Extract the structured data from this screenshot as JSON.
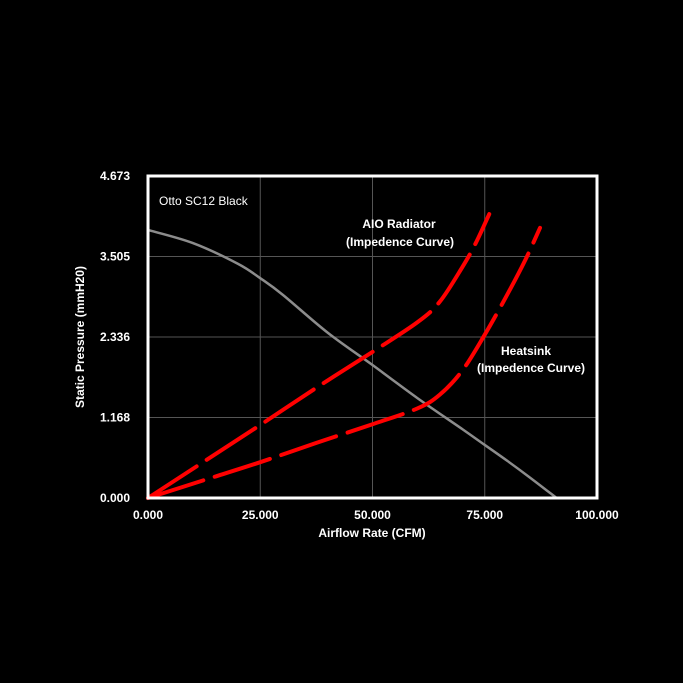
{
  "chart_data": {
    "type": "line",
    "title": "Otto SC12 Black",
    "xlabel": "Airflow Rate (CFM)",
    "ylabel": "Static Pressure (mmH20)",
    "xlim": [
      0,
      100
    ],
    "ylim": [
      0,
      4.673
    ],
    "x_ticks": [
      "0.000",
      "25.000",
      "50.000",
      "75.000",
      "100.000"
    ],
    "x_tick_values": [
      0,
      25,
      50,
      75,
      100
    ],
    "y_ticks": [
      "0.000",
      "1.168",
      "2.336",
      "3.505",
      "4.673"
    ],
    "y_tick_values": [
      0,
      1.168,
      2.336,
      3.505,
      4.673
    ],
    "grid": true,
    "series": [
      {
        "name": "Otto SC12 Black",
        "style": "solid",
        "color": "#8c8c8c",
        "x": [
          0,
          10,
          20,
          25,
          30,
          40,
          50,
          60,
          70,
          75,
          80,
          85,
          91
        ],
        "y": [
          3.89,
          3.7,
          3.4,
          3.19,
          2.95,
          2.4,
          1.93,
          1.45,
          1.0,
          0.77,
          0.54,
          0.3,
          0
        ]
      },
      {
        "name": "AIO Radiator (Impedence Curve)",
        "style": "dashed",
        "color": "#ff0000",
        "label_lines": [
          "AIO Radiator",
          "(Impedence Curve)"
        ],
        "x": [
          0,
          12.5,
          25,
          37.5,
          50,
          60,
          65,
          70,
          73,
          76
        ],
        "y": [
          0,
          0.53,
          1.06,
          1.6,
          2.12,
          2.55,
          2.85,
          3.35,
          3.7,
          4.12
        ]
      },
      {
        "name": "Heatsink (Impedence Curve)",
        "style": "dashed",
        "color": "#ff0000",
        "label_lines": [
          "Heatsink",
          "(Impedence Curve)"
        ],
        "x": [
          0,
          12.5,
          25,
          37.5,
          50,
          60,
          65,
          70,
          75,
          80,
          84,
          87.3
        ],
        "y": [
          0,
          0.26,
          0.52,
          0.8,
          1.07,
          1.3,
          1.5,
          1.85,
          2.37,
          2.95,
          3.45,
          3.92
        ]
      }
    ],
    "annotations": [
      {
        "text": "Otto SC12 Black",
        "position": "top-left"
      }
    ]
  }
}
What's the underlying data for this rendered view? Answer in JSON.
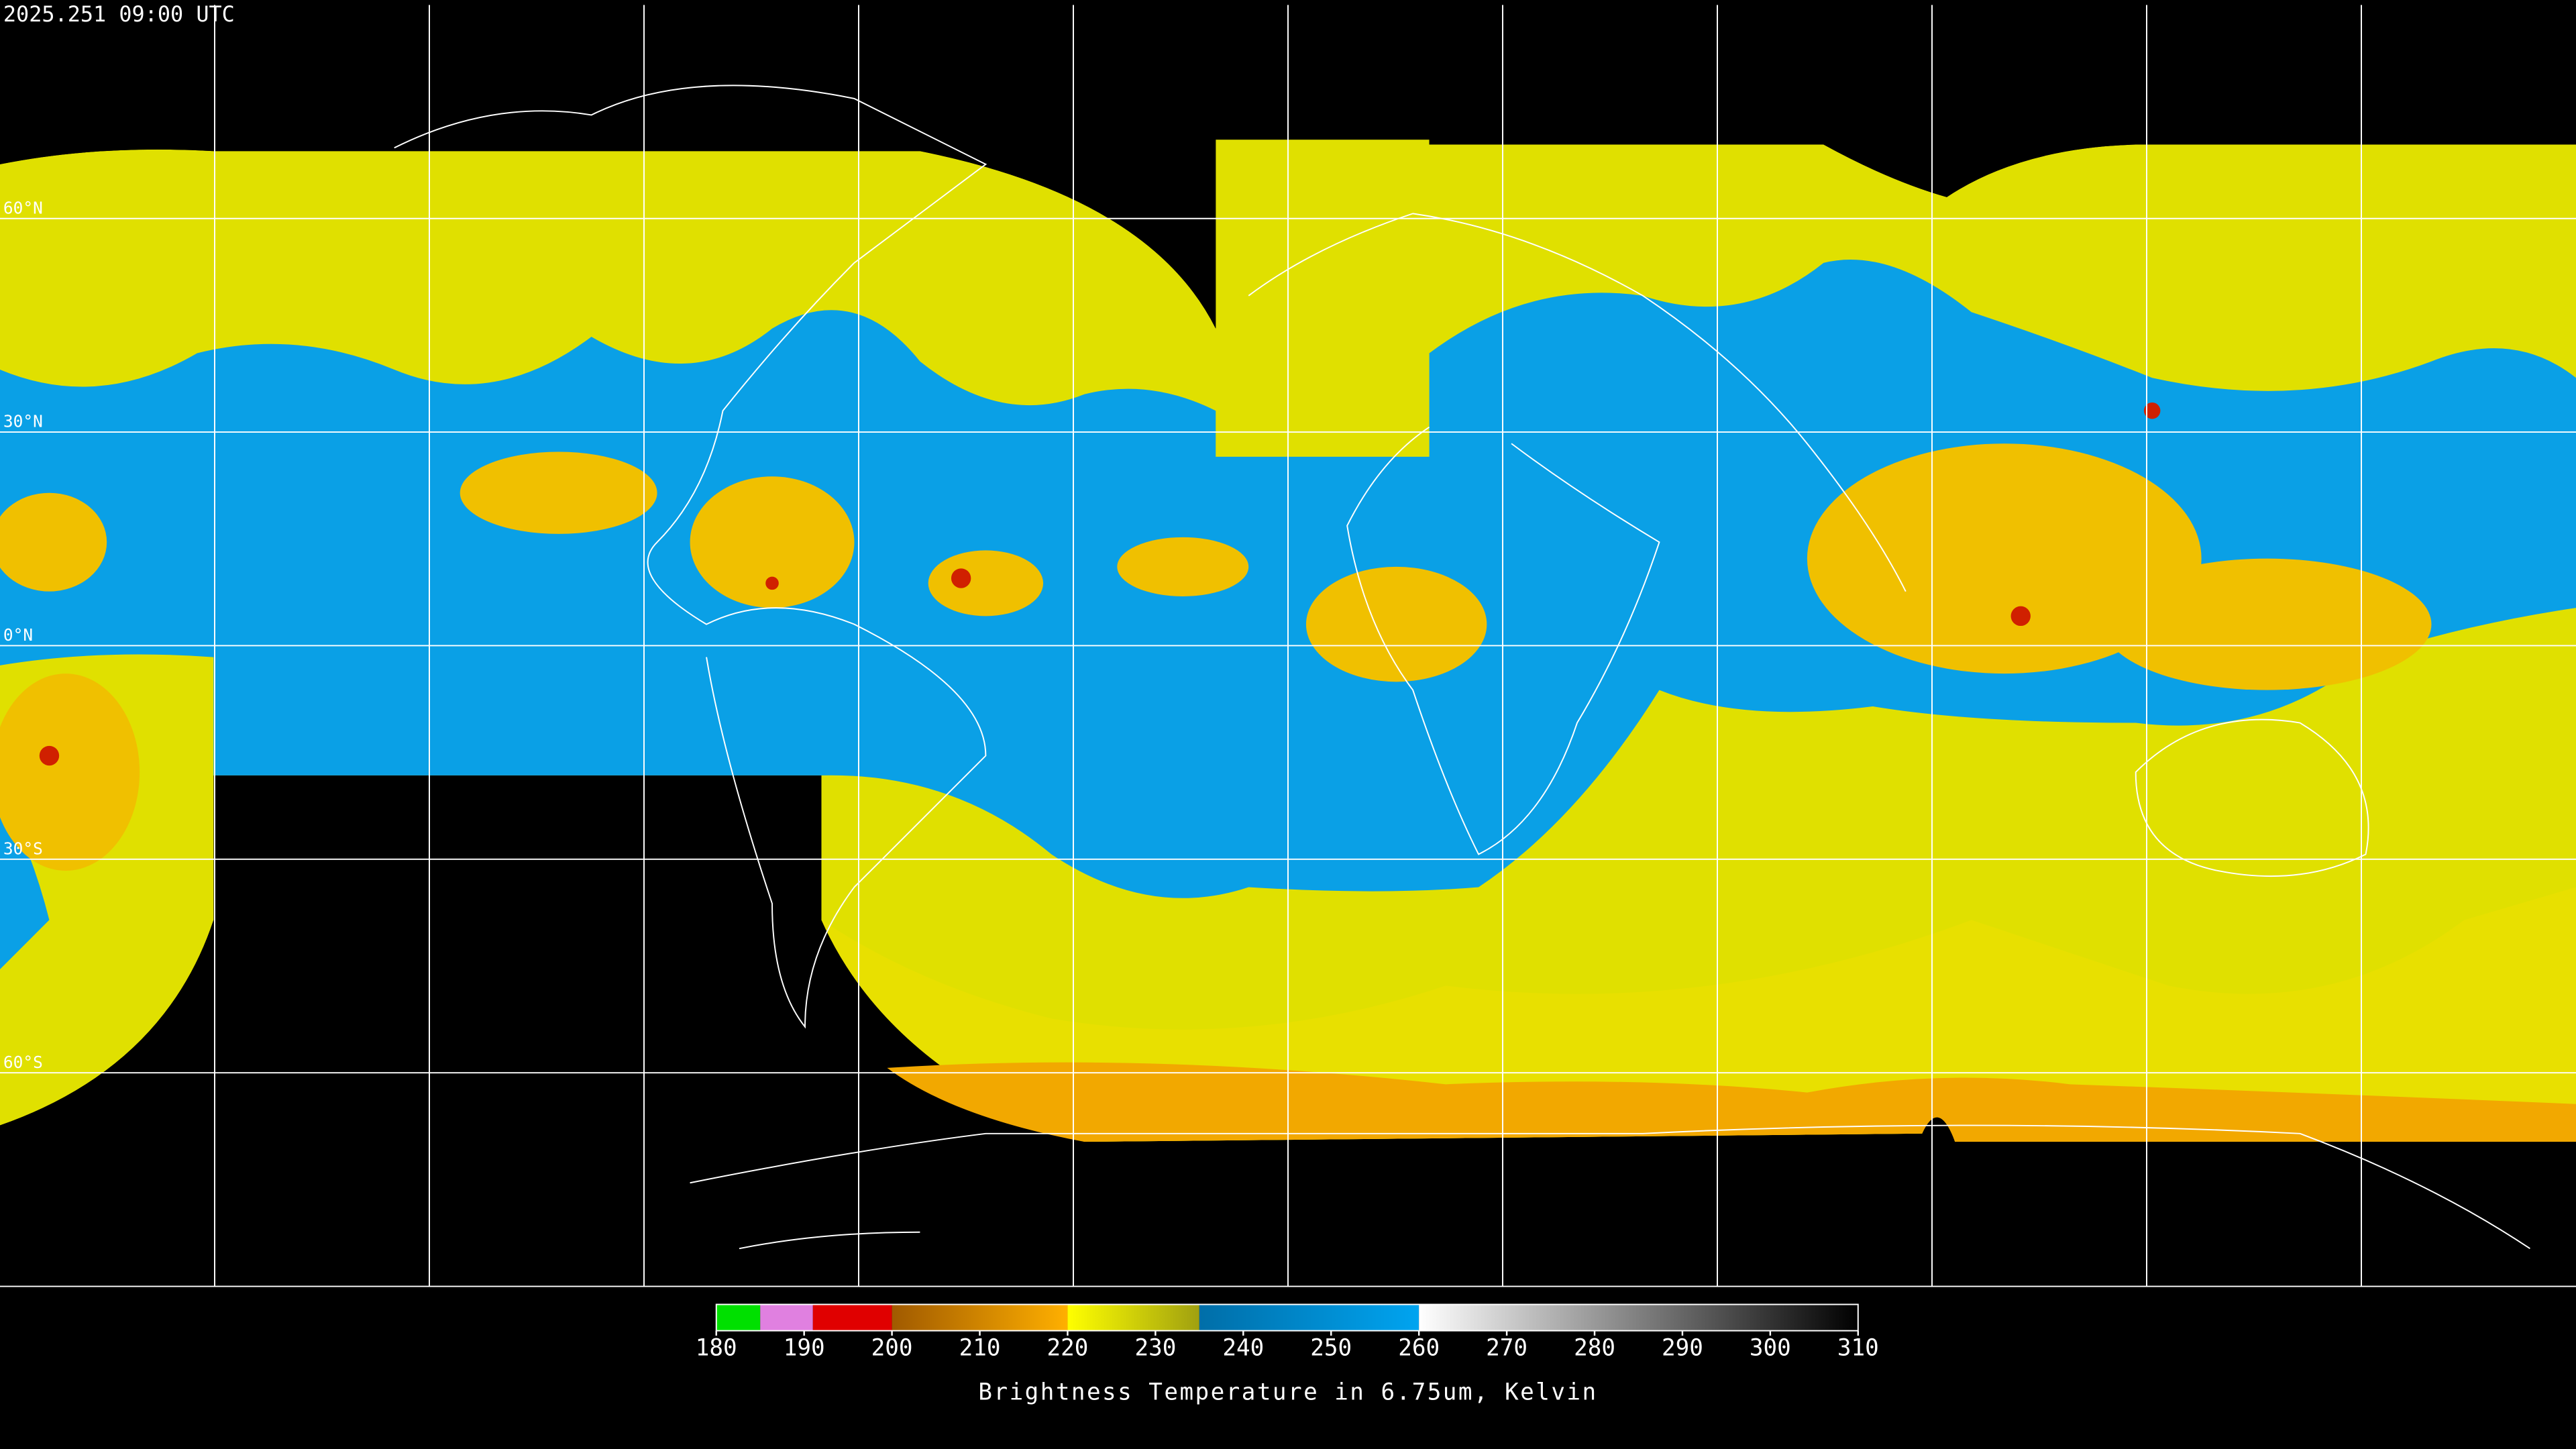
{
  "header": {
    "timestamp": "2025.251 09:00 UTC"
  },
  "map": {
    "lat_labels": [
      {
        "value": 60,
        "label": "60°N"
      },
      {
        "value": 30,
        "label": "30°N"
      },
      {
        "value": 0,
        "label": "0°N"
      },
      {
        "value": -30,
        "label": "30°S"
      },
      {
        "value": -60,
        "label": "60°S"
      }
    ]
  },
  "colorbar": {
    "label": "Brightness Temperature in 6.75um, Kelvin",
    "range": [
      180,
      310
    ],
    "ticks": [
      180,
      190,
      200,
      210,
      220,
      230,
      240,
      250,
      260,
      270,
      280,
      290,
      300,
      310
    ],
    "segments": [
      {
        "from": 180,
        "to": 185,
        "colors": [
          "#00e000",
          "#00e000"
        ]
      },
      {
        "from": 185,
        "to": 191,
        "colors": [
          "#e080e0",
          "#e080e0"
        ]
      },
      {
        "from": 191,
        "to": 200,
        "colors": [
          "#e00000",
          "#e00000"
        ]
      },
      {
        "from": 200,
        "to": 220,
        "colors": [
          "#a05a00",
          "#ffb000"
        ]
      },
      {
        "from": 220,
        "to": 235,
        "colors": [
          "#ffff00",
          "#a0a010"
        ]
      },
      {
        "from": 235,
        "to": 260,
        "colors": [
          "#006ea8",
          "#00a4f0"
        ]
      },
      {
        "from": 260,
        "to": 310,
        "colors": [
          "#ffffff",
          "#000000"
        ]
      }
    ]
  }
}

* _Written instruction_
Your task is to gather every line with the word "Impedence" and copy it.

* _Task output_
        "name": "AIO Radiator (Impedence Curve)",
          "(Impedence Curve)"
        "name": "Heatsink (Impedence Curve)",
          "(Impedence Curve)"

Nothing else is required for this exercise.